WHAT TO WORK ON:
Locate and copy all lines bearing the word "between".

PROVIDED DATA:
● ● ● ●

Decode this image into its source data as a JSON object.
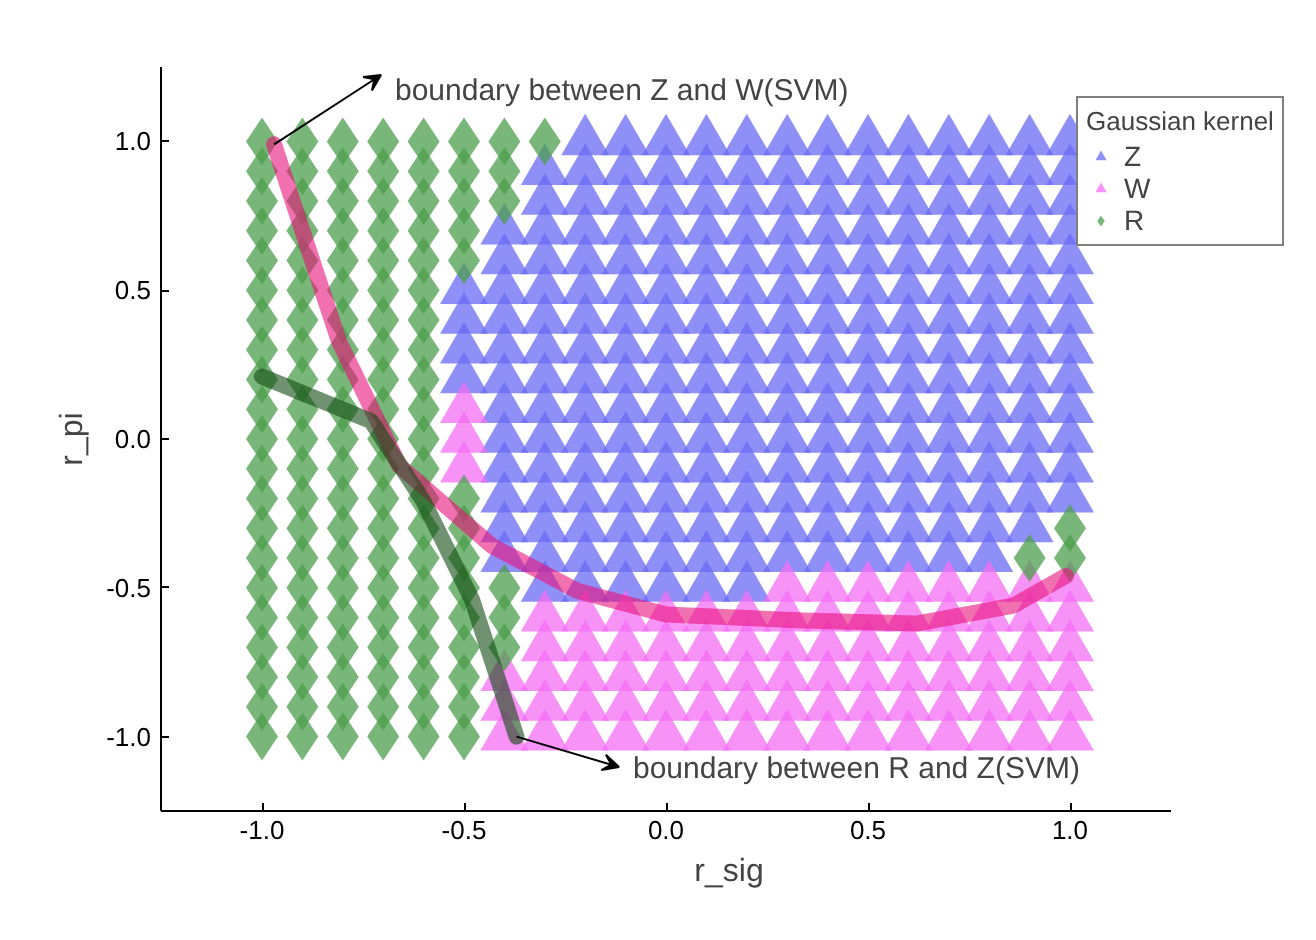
{
  "chart_data": {
    "type": "scatter",
    "xlabel": "r_sig",
    "ylabel": "r_pi",
    "legend_title": "Gaussian kernel",
    "legend": "top right",
    "grid": false,
    "xlim": [
      -1.25,
      1.25
    ],
    "ylim": [
      -1.25,
      1.25
    ],
    "xticks": [
      {
        "value": -1,
        "label": "-1.0"
      },
      {
        "value": -0.5,
        "label": "-0.5"
      },
      {
        "value": 0,
        "label": "0.0"
      },
      {
        "value": 0.5,
        "label": "0.5"
      },
      {
        "value": 1,
        "label": "1.0"
      }
    ],
    "yticks": [
      {
        "value": -1,
        "label": "-1.0"
      },
      {
        "value": -0.5,
        "label": "-0.5"
      },
      {
        "value": 0,
        "label": "0.0"
      },
      {
        "value": 0.5,
        "label": "0.5"
      },
      {
        "value": 1,
        "label": "1.0"
      }
    ],
    "series": [
      {
        "name": "Z",
        "color": "#6a6af5",
        "marker": "triangle",
        "x": [
          -0.2,
          -0.1,
          0,
          0.1,
          0.2,
          0.3,
          0.4,
          0.5,
          0.6,
          0.7,
          0.8,
          0.9,
          1,
          -0.3,
          -0.2,
          -0.1,
          0,
          0.1,
          0.2,
          0.3,
          0.4,
          0.5,
          0.6,
          0.7,
          0.8,
          0.9,
          1,
          -0.3,
          -0.2,
          -0.1,
          0,
          0.1,
          0.2,
          0.3,
          0.4,
          0.5,
          0.6,
          0.7,
          0.8,
          0.9,
          1,
          -0.4,
          -0.3,
          -0.2,
          -0.1,
          0,
          0.1,
          0.2,
          0.3,
          0.4,
          0.5,
          0.6,
          0.7,
          0.8,
          0.9,
          1,
          -0.4,
          -0.3,
          -0.2,
          -0.1,
          0,
          0.1,
          0.2,
          0.3,
          0.4,
          0.5,
          0.6,
          0.7,
          0.8,
          0.9,
          1,
          -0.5,
          -0.4,
          -0.3,
          -0.2,
          -0.1,
          0,
          0.1,
          0.2,
          0.3,
          0.4,
          0.5,
          0.6,
          0.7,
          0.8,
          0.9,
          1,
          -0.5,
          -0.4,
          -0.3,
          -0.2,
          -0.1,
          0,
          0.1,
          0.2,
          0.3,
          0.4,
          0.5,
          0.6,
          0.7,
          0.8,
          0.9,
          1,
          -0.5,
          -0.4,
          -0.3,
          -0.2,
          -0.1,
          0,
          0.1,
          0.2,
          0.3,
          0.4,
          0.5,
          0.6,
          0.7,
          0.8,
          0.9,
          1,
          -0.5,
          -0.4,
          -0.3,
          -0.2,
          -0.1,
          0,
          0.1,
          0.2,
          0.3,
          0.4,
          0.5,
          0.6,
          0.7,
          0.8,
          0.9,
          1,
          -0.4,
          -0.3,
          -0.2,
          -0.1,
          0,
          0.1,
          0.2,
          0.3,
          0.4,
          0.5,
          0.6,
          0.7,
          0.8,
          0.9,
          1,
          -0.4,
          -0.3,
          -0.2,
          -0.1,
          0,
          0.1,
          0.2,
          0.3,
          0.4,
          0.5,
          0.6,
          0.7,
          0.8,
          0.9,
          1,
          -0.4,
          -0.3,
          -0.2,
          -0.1,
          0,
          0.1,
          0.2,
          0.3,
          0.4,
          0.5,
          0.6,
          0.7,
          0.8,
          0.9,
          1,
          -0.4,
          -0.3,
          -0.2,
          -0.1,
          0,
          0.1,
          0.2,
          0.3,
          0.4,
          0.5,
          0.6,
          0.7,
          0.8,
          0.9,
          1,
          -0.4,
          -0.3,
          -0.2,
          -0.1,
          0,
          0.1,
          0.2,
          0.3,
          0.4,
          0.5,
          0.6,
          0.7,
          0.8,
          0.9,
          -0.4,
          -0.3,
          -0.2,
          -0.1,
          0,
          0.1,
          0.2,
          0.3,
          0.4,
          0.5,
          0.6,
          0.7,
          0.8,
          -0.3,
          -0.2,
          -0.1,
          0,
          0.1,
          0.2
        ],
        "values": [
          1,
          1,
          1,
          1,
          1,
          1,
          1,
          1,
          1,
          1,
          1,
          1,
          1,
          0.9,
          0.9,
          0.9,
          0.9,
          0.9,
          0.9,
          0.9,
          0.9,
          0.9,
          0.9,
          0.9,
          0.9,
          0.9,
          0.9,
          0.8,
          0.8,
          0.8,
          0.8,
          0.8,
          0.8,
          0.8,
          0.8,
          0.8,
          0.8,
          0.8,
          0.8,
          0.8,
          0.8,
          0.7,
          0.7,
          0.7,
          0.7,
          0.7,
          0.7,
          0.7,
          0.7,
          0.7,
          0.7,
          0.7,
          0.7,
          0.7,
          0.7,
          0.7,
          0.6,
          0.6,
          0.6,
          0.6,
          0.6,
          0.6,
          0.6,
          0.6,
          0.6,
          0.6,
          0.6,
          0.6,
          0.6,
          0.6,
          0.6,
          0.5,
          0.5,
          0.5,
          0.5,
          0.5,
          0.5,
          0.5,
          0.5,
          0.5,
          0.5,
          0.5,
          0.5,
          0.5,
          0.5,
          0.5,
          0.5,
          0.4,
          0.4,
          0.4,
          0.4,
          0.4,
          0.4,
          0.4,
          0.4,
          0.4,
          0.4,
          0.4,
          0.4,
          0.4,
          0.4,
          0.4,
          0.4,
          0.3,
          0.3,
          0.3,
          0.3,
          0.3,
          0.3,
          0.3,
          0.3,
          0.3,
          0.3,
          0.3,
          0.3,
          0.3,
          0.3,
          0.3,
          0.3,
          0.2,
          0.2,
          0.2,
          0.2,
          0.2,
          0.2,
          0.2,
          0.2,
          0.2,
          0.2,
          0.2,
          0.2,
          0.2,
          0.2,
          0.2,
          0.2,
          0.1,
          0.1,
          0.1,
          0.1,
          0.1,
          0.1,
          0.1,
          0.1,
          0.1,
          0.1,
          0.1,
          0.1,
          0.1,
          0.1,
          0.1,
          0,
          0,
          0,
          0,
          0,
          0,
          0,
          0,
          0,
          0,
          0,
          0,
          0,
          0,
          0,
          -0.1,
          -0.1,
          -0.1,
          -0.1,
          -0.1,
          -0.1,
          -0.1,
          -0.1,
          -0.1,
          -0.1,
          -0.1,
          -0.1,
          -0.1,
          -0.1,
          -0.1,
          -0.2,
          -0.2,
          -0.2,
          -0.2,
          -0.2,
          -0.2,
          -0.2,
          -0.2,
          -0.2,
          -0.2,
          -0.2,
          -0.2,
          -0.2,
          -0.2,
          -0.2,
          -0.3,
          -0.3,
          -0.3,
          -0.3,
          -0.3,
          -0.3,
          -0.3,
          -0.3,
          -0.3,
          -0.3,
          -0.3,
          -0.3,
          -0.3,
          -0.3,
          -0.4,
          -0.4,
          -0.4,
          -0.4,
          -0.4,
          -0.4,
          -0.4,
          -0.4,
          -0.4,
          -0.4,
          -0.4,
          -0.4,
          -0.4,
          -0.5,
          -0.5,
          -0.5,
          -0.5,
          -0.5,
          -0.5
        ]
      },
      {
        "name": "W",
        "color": "#f46ef4",
        "marker": "triangle",
        "x": [
          -0.5,
          -0.5,
          -0.5,
          0.3,
          0.4,
          0.5,
          0.6,
          0.7,
          0.8,
          0.9,
          1,
          -0.3,
          -0.2,
          -0.1,
          0,
          0.1,
          0.2,
          0.3,
          0.4,
          0.5,
          0.6,
          0.7,
          0.8,
          0.9,
          1,
          -0.3,
          -0.2,
          -0.1,
          0,
          0.1,
          0.2,
          0.3,
          0.4,
          0.5,
          0.6,
          0.7,
          0.8,
          0.9,
          1,
          -0.4,
          -0.3,
          -0.2,
          -0.1,
          0,
          0.1,
          0.2,
          0.3,
          0.4,
          0.5,
          0.6,
          0.7,
          0.8,
          0.9,
          1,
          -0.4,
          -0.3,
          -0.2,
          -0.1,
          0,
          0.1,
          0.2,
          0.3,
          0.4,
          0.5,
          0.6,
          0.7,
          0.8,
          0.9,
          1,
          -0.4,
          -0.3,
          -0.2,
          -0.1,
          0,
          0.1,
          0.2,
          0.3,
          0.4,
          0.5,
          0.6,
          0.7,
          0.8,
          0.9,
          1
        ],
        "values": [
          0.1,
          0,
          -0.1,
          -0.5,
          -0.5,
          -0.5,
          -0.5,
          -0.5,
          -0.5,
          -0.5,
          -0.5,
          -0.6,
          -0.6,
          -0.6,
          -0.6,
          -0.6,
          -0.6,
          -0.6,
          -0.6,
          -0.6,
          -0.6,
          -0.6,
          -0.6,
          -0.6,
          -0.6,
          -0.7,
          -0.7,
          -0.7,
          -0.7,
          -0.7,
          -0.7,
          -0.7,
          -0.7,
          -0.7,
          -0.7,
          -0.7,
          -0.7,
          -0.7,
          -0.7,
          -0.8,
          -0.8,
          -0.8,
          -0.8,
          -0.8,
          -0.8,
          -0.8,
          -0.8,
          -0.8,
          -0.8,
          -0.8,
          -0.8,
          -0.8,
          -0.8,
          -0.8,
          -0.9,
          -0.9,
          -0.9,
          -0.9,
          -0.9,
          -0.9,
          -0.9,
          -0.9,
          -0.9,
          -0.9,
          -0.9,
          -0.9,
          -0.9,
          -0.9,
          -0.9,
          -1,
          -1,
          -1,
          -1,
          -1,
          -1,
          -1,
          -1,
          -1,
          -1,
          -1,
          -1,
          -1,
          -1,
          -1
        ]
      },
      {
        "name": "R",
        "color": "#4c9e4c",
        "marker": "diamond",
        "x": [
          -1,
          -0.9,
          -0.8,
          -0.7,
          -0.6,
          -0.5,
          -0.4,
          -0.3,
          -1,
          -0.9,
          -0.8,
          -0.7,
          -0.6,
          -0.5,
          -0.4,
          -1,
          -0.9,
          -0.8,
          -0.7,
          -0.6,
          -0.5,
          -0.4,
          -1,
          -0.9,
          -0.8,
          -0.7,
          -0.6,
          -0.5,
          -1,
          -0.9,
          -0.8,
          -0.7,
          -0.6,
          -0.5,
          -1,
          -0.9,
          -0.8,
          -0.7,
          -0.6,
          -1,
          -0.9,
          -0.8,
          -0.7,
          -0.6,
          -1,
          -0.9,
          -0.8,
          -0.7,
          -0.6,
          -1,
          -0.9,
          -0.8,
          -0.7,
          -0.6,
          -1,
          -0.9,
          -0.8,
          -0.7,
          -0.6,
          -1,
          -0.9,
          -0.8,
          -0.7,
          -0.6,
          -1,
          -0.9,
          -0.8,
          -0.7,
          -0.6,
          -1,
          -0.9,
          -0.8,
          -0.7,
          -0.6,
          -0.5,
          -1,
          -0.9,
          -0.8,
          -0.7,
          -0.6,
          -0.5,
          1,
          -1,
          -0.9,
          -0.8,
          -0.7,
          -0.6,
          -0.5,
          0.9,
          1,
          -1,
          -0.9,
          -0.8,
          -0.7,
          -0.6,
          -0.5,
          -0.4,
          -1,
          -0.9,
          -0.8,
          -0.7,
          -0.6,
          -0.5,
          -0.4,
          -1,
          -0.9,
          -0.8,
          -0.7,
          -0.6,
          -0.5,
          -0.4,
          -1,
          -0.9,
          -0.8,
          -0.7,
          -0.6,
          -0.5,
          -1,
          -0.9,
          -0.8,
          -0.7,
          -0.6,
          -0.5,
          -1,
          -0.9,
          -0.8,
          -0.7,
          -0.6,
          -0.5
        ],
        "values": [
          1,
          1,
          1,
          1,
          1,
          1,
          1,
          1,
          0.9,
          0.9,
          0.9,
          0.9,
          0.9,
          0.9,
          0.9,
          0.8,
          0.8,
          0.8,
          0.8,
          0.8,
          0.8,
          0.8,
          0.7,
          0.7,
          0.7,
          0.7,
          0.7,
          0.7,
          0.6,
          0.6,
          0.6,
          0.6,
          0.6,
          0.6,
          0.5,
          0.5,
          0.5,
          0.5,
          0.5,
          0.4,
          0.4,
          0.4,
          0.4,
          0.4,
          0.3,
          0.3,
          0.3,
          0.3,
          0.3,
          0.2,
          0.2,
          0.2,
          0.2,
          0.2,
          0.1,
          0.1,
          0.1,
          0.1,
          0.1,
          0,
          0,
          0,
          0,
          0,
          -0.1,
          -0.1,
          -0.1,
          -0.1,
          -0.1,
          -0.2,
          -0.2,
          -0.2,
          -0.2,
          -0.2,
          -0.2,
          -0.3,
          -0.3,
          -0.3,
          -0.3,
          -0.3,
          -0.3,
          -0.3,
          -0.4,
          -0.4,
          -0.4,
          -0.4,
          -0.4,
          -0.4,
          -0.4,
          -0.4,
          -0.5,
          -0.5,
          -0.5,
          -0.5,
          -0.5,
          -0.5,
          -0.5,
          -0.6,
          -0.6,
          -0.6,
          -0.6,
          -0.6,
          -0.6,
          -0.6,
          -0.7,
          -0.7,
          -0.7,
          -0.7,
          -0.7,
          -0.7,
          -0.7,
          -0.8,
          -0.8,
          -0.8,
          -0.8,
          -0.8,
          -0.8,
          -0.9,
          -0.9,
          -0.9,
          -0.9,
          -0.9,
          -0.9,
          -1,
          -1,
          -1,
          -1,
          -1,
          -1
        ]
      },
      {
        "type": "line",
        "color": "#e8107a",
        "x": [
          -0.97,
          -0.9,
          -0.81,
          -0.66,
          -0.43,
          -0.22,
          0,
          0.34,
          0.62,
          0.86,
          0.99
        ],
        "values": [
          0.99,
          0.7,
          0.33,
          -0.09,
          -0.36,
          -0.51,
          -0.59,
          -0.61,
          -0.62,
          -0.56,
          -0.46
        ]
      },
      {
        "type": "line",
        "color": "#104a10",
        "x": [
          -1.0,
          -0.73,
          -0.6,
          -0.48,
          -0.42,
          -0.37
        ],
        "values": [
          0.21,
          0.06,
          -0.21,
          -0.54,
          -0.79,
          -1.0
        ]
      }
    ],
    "annotations": [
      "boundary between Z and W(SVM)",
      "boundary between R and Z(SVM)"
    ]
  }
}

● ● ● ●

COMPLETED EXERCISE:
      "boundary between Z and W(SVM)",
      "boundary between R and Z(SVM)"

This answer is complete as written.